▸ Supplied material:
**********
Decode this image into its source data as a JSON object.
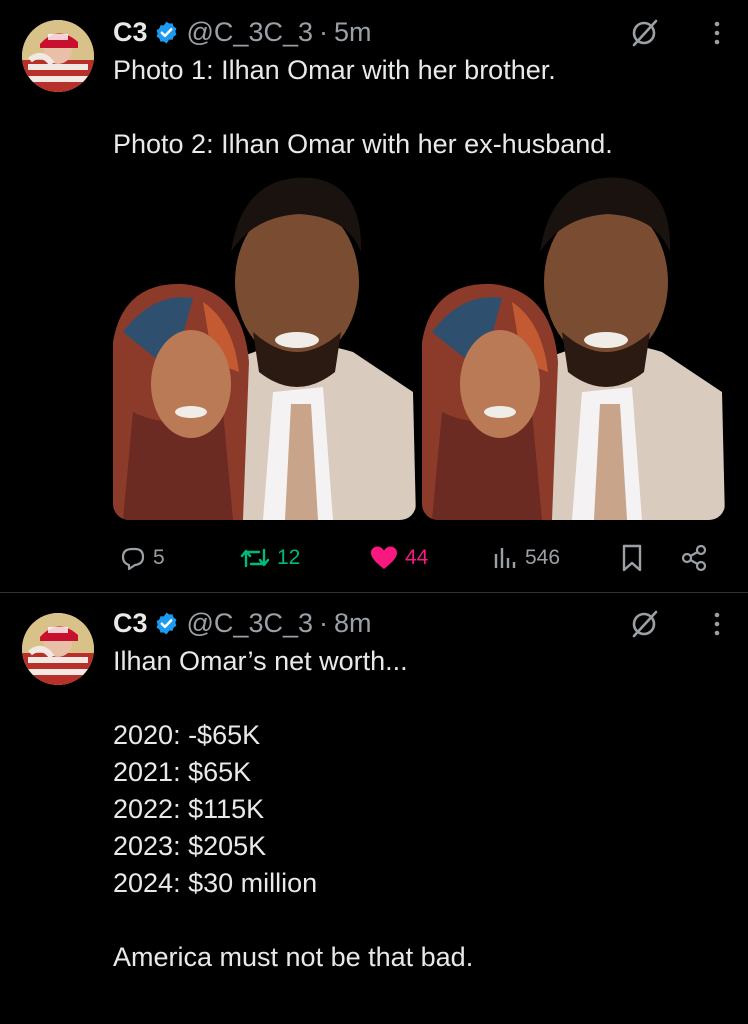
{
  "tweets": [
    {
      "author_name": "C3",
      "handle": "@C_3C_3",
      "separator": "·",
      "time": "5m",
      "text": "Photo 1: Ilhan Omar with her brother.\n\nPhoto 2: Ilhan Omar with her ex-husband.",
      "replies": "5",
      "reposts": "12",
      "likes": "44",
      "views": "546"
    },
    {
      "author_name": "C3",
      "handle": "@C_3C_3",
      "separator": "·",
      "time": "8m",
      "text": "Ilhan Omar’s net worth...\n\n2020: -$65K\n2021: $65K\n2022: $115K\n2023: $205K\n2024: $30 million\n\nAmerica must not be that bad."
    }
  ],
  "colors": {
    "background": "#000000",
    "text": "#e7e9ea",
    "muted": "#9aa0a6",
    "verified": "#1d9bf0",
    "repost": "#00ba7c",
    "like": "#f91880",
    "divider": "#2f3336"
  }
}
**********
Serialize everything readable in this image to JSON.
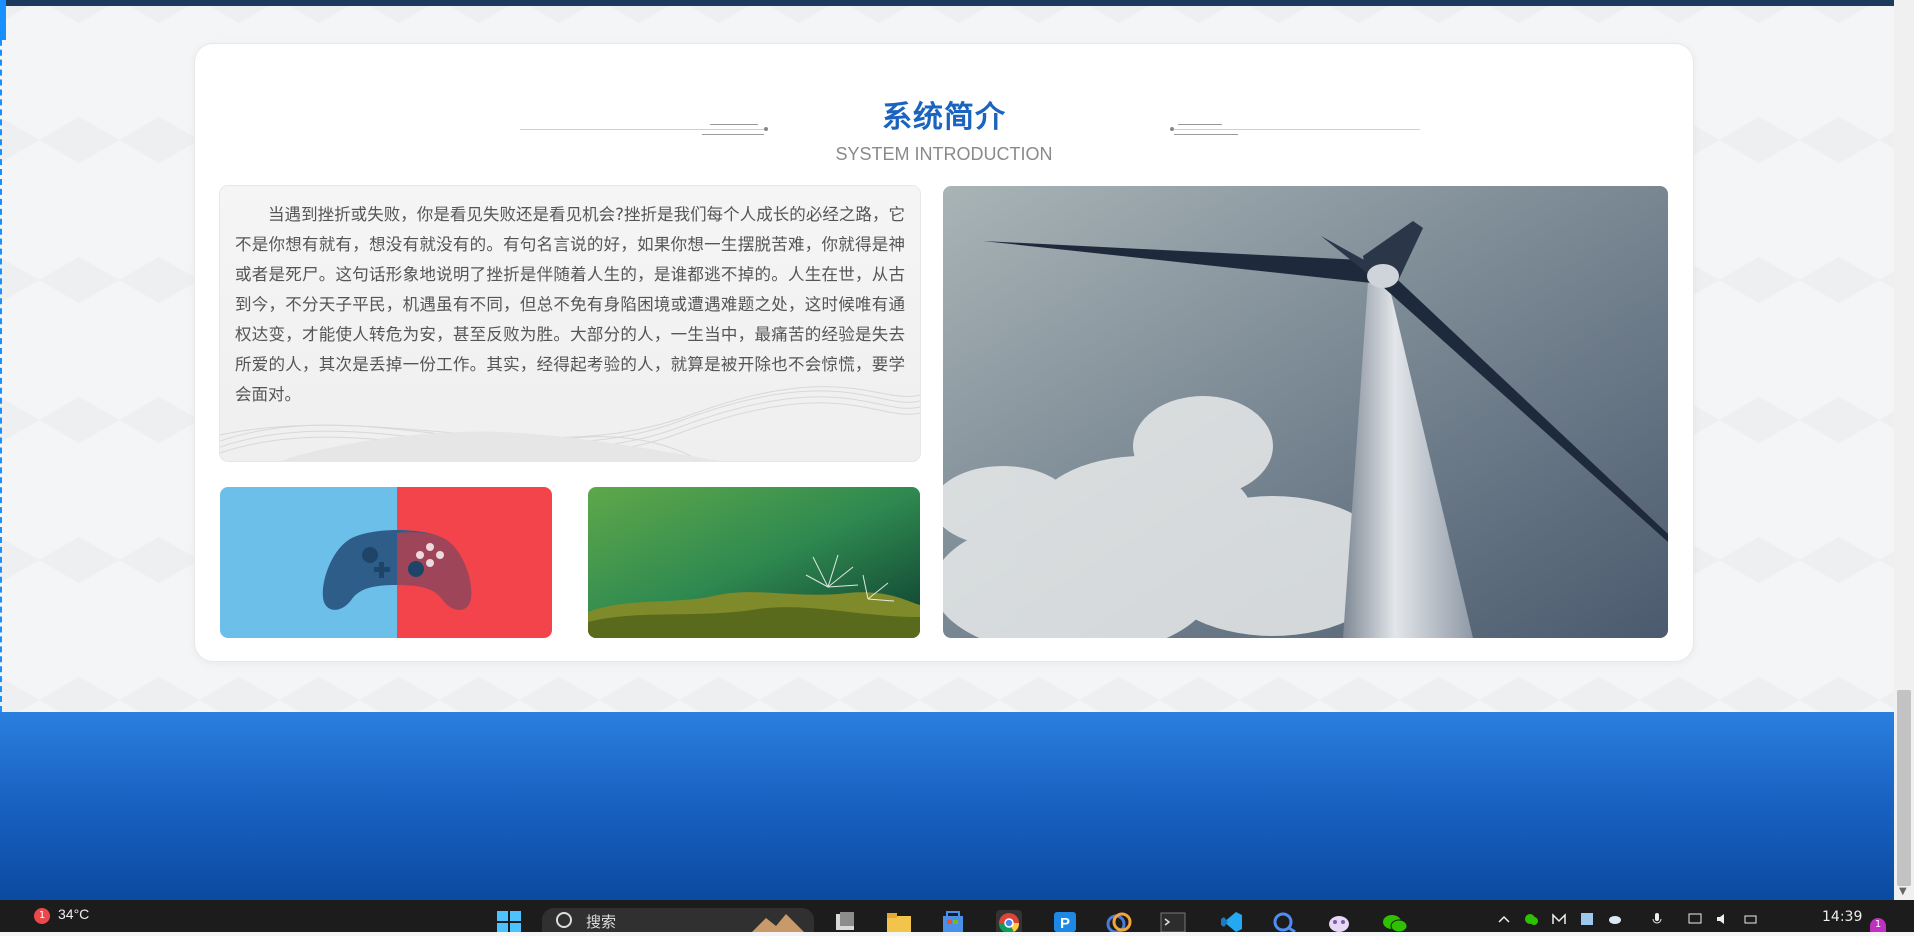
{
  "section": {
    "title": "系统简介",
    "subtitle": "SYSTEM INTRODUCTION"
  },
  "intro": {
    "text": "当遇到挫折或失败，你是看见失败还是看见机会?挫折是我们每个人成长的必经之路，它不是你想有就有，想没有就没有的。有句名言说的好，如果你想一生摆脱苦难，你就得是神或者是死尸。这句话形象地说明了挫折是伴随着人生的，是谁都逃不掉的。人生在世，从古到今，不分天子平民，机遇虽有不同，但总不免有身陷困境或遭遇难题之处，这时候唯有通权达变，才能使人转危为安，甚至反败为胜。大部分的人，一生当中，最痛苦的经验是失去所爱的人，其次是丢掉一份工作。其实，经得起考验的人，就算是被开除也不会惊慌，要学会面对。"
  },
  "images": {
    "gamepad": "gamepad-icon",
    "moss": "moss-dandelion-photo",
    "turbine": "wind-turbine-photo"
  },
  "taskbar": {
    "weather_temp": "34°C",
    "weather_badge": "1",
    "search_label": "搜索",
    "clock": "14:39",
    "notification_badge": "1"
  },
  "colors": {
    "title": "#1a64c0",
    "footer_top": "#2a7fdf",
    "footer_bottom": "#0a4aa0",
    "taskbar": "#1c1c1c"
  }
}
**********
▸ Exercise prompt:
Look through the material above. Copy each line where the word "Ilhan" appears.

▸ Correct answer:
      "text": "Photo 1: Ilhan Omar with her brother.\n\nPhoto 2: Ilhan Omar with her ex-husband.",
      "text": "Ilhan Omar’s net worth...\n\n2020: -$65K\n2021: $65K\n2022: $115K\n2023: $205K\n2024: $30 million\n\nAmerica must not be that bad."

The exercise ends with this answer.